Wherever the string "page" appears in a line, extract that line.

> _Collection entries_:
——
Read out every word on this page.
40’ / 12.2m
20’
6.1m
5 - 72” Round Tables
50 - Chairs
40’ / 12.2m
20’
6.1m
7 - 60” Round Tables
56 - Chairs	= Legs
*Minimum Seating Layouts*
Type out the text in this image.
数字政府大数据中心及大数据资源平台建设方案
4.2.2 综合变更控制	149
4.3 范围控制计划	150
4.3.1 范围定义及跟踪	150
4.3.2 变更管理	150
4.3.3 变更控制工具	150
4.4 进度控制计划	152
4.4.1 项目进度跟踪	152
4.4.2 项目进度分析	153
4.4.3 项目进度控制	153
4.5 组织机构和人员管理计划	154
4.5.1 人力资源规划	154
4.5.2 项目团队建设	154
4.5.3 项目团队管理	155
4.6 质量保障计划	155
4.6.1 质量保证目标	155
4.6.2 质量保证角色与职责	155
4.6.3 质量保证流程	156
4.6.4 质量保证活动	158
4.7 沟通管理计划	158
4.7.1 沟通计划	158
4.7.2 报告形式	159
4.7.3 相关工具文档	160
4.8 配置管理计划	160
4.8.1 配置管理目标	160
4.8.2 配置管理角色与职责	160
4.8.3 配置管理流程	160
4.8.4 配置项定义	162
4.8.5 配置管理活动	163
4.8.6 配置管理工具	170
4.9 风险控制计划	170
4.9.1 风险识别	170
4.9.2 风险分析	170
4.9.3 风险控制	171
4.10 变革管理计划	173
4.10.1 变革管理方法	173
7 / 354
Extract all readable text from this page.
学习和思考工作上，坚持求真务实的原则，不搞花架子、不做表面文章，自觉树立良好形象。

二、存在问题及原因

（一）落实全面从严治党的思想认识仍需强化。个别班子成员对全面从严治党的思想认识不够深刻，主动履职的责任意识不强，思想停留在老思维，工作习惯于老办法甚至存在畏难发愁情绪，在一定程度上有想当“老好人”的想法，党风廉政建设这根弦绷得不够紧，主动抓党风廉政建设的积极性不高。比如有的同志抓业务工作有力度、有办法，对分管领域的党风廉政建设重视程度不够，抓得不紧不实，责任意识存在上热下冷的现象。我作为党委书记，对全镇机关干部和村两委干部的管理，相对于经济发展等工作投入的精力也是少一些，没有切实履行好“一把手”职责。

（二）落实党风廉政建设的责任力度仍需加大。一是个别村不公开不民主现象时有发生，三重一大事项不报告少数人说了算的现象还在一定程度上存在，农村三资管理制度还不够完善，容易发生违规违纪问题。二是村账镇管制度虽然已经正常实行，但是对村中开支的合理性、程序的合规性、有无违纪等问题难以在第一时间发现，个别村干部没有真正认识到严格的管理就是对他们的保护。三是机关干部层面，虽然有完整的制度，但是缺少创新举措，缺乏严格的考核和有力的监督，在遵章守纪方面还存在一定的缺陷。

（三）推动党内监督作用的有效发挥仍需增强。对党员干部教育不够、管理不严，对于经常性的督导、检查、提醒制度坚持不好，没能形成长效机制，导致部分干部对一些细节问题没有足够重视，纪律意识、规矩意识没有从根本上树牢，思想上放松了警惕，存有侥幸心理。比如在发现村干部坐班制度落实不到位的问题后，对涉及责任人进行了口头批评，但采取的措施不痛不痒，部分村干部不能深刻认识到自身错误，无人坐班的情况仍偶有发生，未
——
> _Problem solution_:
Read out every word on this page.
Extract all readable text from this page.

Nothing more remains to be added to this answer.